**PROVIDED RECORDS**
══════════════════════════════

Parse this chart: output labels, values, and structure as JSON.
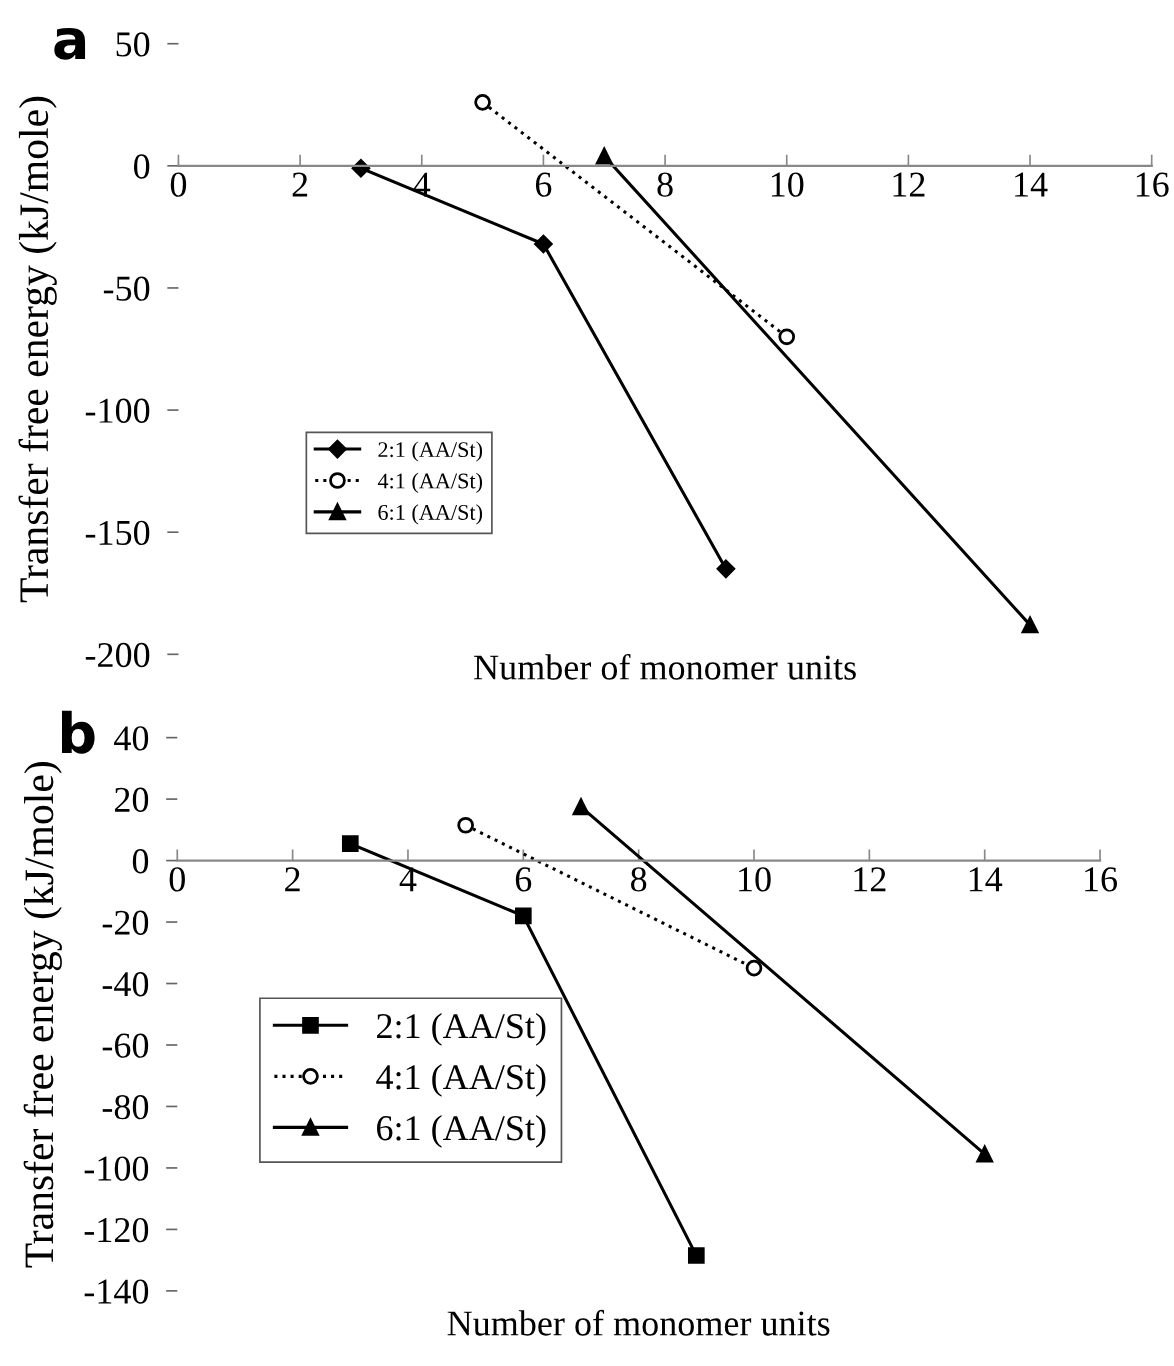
{
  "chart_data": [
    {
      "type": "line",
      "title": "a",
      "xlabel": "Number of monomer units",
      "ylabel": "Transfer free energy (kJ/mole)",
      "xlim": [
        0,
        16
      ],
      "xticks": [
        0,
        2,
        4,
        6,
        8,
        10,
        12,
        14,
        16
      ],
      "ylim": [
        -200,
        50
      ],
      "yticks": [
        -200,
        -150,
        -100,
        -50,
        0,
        50
      ],
      "grid": false,
      "legend": "left",
      "series": [
        {
          "name": "2:1 (AA/St)",
          "color": "#000000",
          "marker": "diamond",
          "line_style": "solid",
          "x": [
            3,
            6,
            9
          ],
          "values": [
            -1,
            -32,
            -165
          ]
        },
        {
          "name": "4:1 (AA/St)",
          "color": "#000000",
          "marker": "circle",
          "line_style": "dotted",
          "x": [
            5,
            10
          ],
          "values": [
            26,
            -70
          ]
        },
        {
          "name": "6:1 (AA/St)",
          "color": "#000000",
          "marker": "triangle",
          "line_style": "solid",
          "x": [
            7,
            14
          ],
          "values": [
            4,
            -188
          ]
        }
      ]
    },
    {
      "type": "line",
      "title": "b",
      "xlabel": "Number of monomer units",
      "ylabel": "Transfer free energy (kJ/mole)",
      "xlim": [
        0,
        16
      ],
      "xticks": [
        0,
        2,
        4,
        6,
        8,
        10,
        12,
        14,
        16
      ],
      "ylim": [
        -140,
        40
      ],
      "yticks": [
        -140,
        -120,
        -100,
        -80,
        -60,
        -40,
        -20,
        0,
        20,
        40
      ],
      "grid": false,
      "legend": "left",
      "series": [
        {
          "name": "2:1 (AA/St)",
          "color": "#000000",
          "marker": "square",
          "line_style": "solid",
          "x": [
            3,
            6,
            9
          ],
          "values": [
            5.5,
            -18,
            -128.5
          ]
        },
        {
          "name": "4:1 (AA/St)",
          "color": "#000000",
          "marker": "circle",
          "line_style": "dotted",
          "x": [
            5,
            10
          ],
          "values": [
            11.5,
            -35
          ]
        },
        {
          "name": "6:1 (AA/St)",
          "color": "#000000",
          "marker": "triangle",
          "line_style": "solid",
          "x": [
            7,
            14
          ],
          "values": [
            17.5,
            -95.5
          ]
        }
      ]
    }
  ]
}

══════════════════════════════

**THE TASK**
Output every entry verbatim. Pictures do not belong in the copy.

**ANSWER TO THIS TASK**
Parse this chart: output labels, values, and structure as JSON.
{
  "chart_data": [
    {
      "type": "line",
      "title": "a",
      "xlabel": "Number of monomer units",
      "ylabel": "Transfer free energy (kJ/mole)",
      "xlim": [
        0,
        16
      ],
      "xticks": [
        0,
        2,
        4,
        6,
        8,
        10,
        12,
        14,
        16
      ],
      "ylim": [
        -200,
        50
      ],
      "yticks": [
        -200,
        -150,
        -100,
        -50,
        0,
        50
      ],
      "grid": false,
      "legend": "left",
      "series": [
        {
          "name": "2:1 (AA/St)",
          "color": "#000000",
          "marker": "diamond",
          "line_style": "solid",
          "x": [
            3,
            6,
            9
          ],
          "values": [
            -1,
            -32,
            -165
          ]
        },
        {
          "name": "4:1 (AA/St)",
          "color": "#000000",
          "marker": "circle",
          "line_style": "dotted",
          "x": [
            5,
            10
          ],
          "values": [
            26,
            -70
          ]
        },
        {
          "name": "6:1 (AA/St)",
          "color": "#000000",
          "marker": "triangle",
          "line_style": "solid",
          "x": [
            7,
            14
          ],
          "values": [
            4,
            -188
          ]
        }
      ]
    },
    {
      "type": "line",
      "title": "b",
      "xlabel": "Number of monomer units",
      "ylabel": "Transfer free energy (kJ/mole)",
      "xlim": [
        0,
        16
      ],
      "xticks": [
        0,
        2,
        4,
        6,
        8,
        10,
        12,
        14,
        16
      ],
      "ylim": [
        -140,
        40
      ],
      "yticks": [
        -140,
        -120,
        -100,
        -80,
        -60,
        -40,
        -20,
        0,
        20,
        40
      ],
      "grid": false,
      "legend": "left",
      "series": [
        {
          "name": "2:1 (AA/St)",
          "color": "#000000",
          "marker": "square",
          "line_style": "solid",
          "x": [
            3,
            6,
            9
          ],
          "values": [
            5.5,
            -18,
            -128.5
          ]
        },
        {
          "name": "4:1 (AA/St)",
          "color": "#000000",
          "marker": "circle",
          "line_style": "dotted",
          "x": [
            5,
            10
          ],
          "values": [
            11.5,
            -35
          ]
        },
        {
          "name": "6:1 (AA/St)",
          "color": "#000000",
          "marker": "triangle",
          "line_style": "solid",
          "x": [
            7,
            14
          ],
          "values": [
            17.5,
            -95.5
          ]
        }
      ]
    }
  ]
}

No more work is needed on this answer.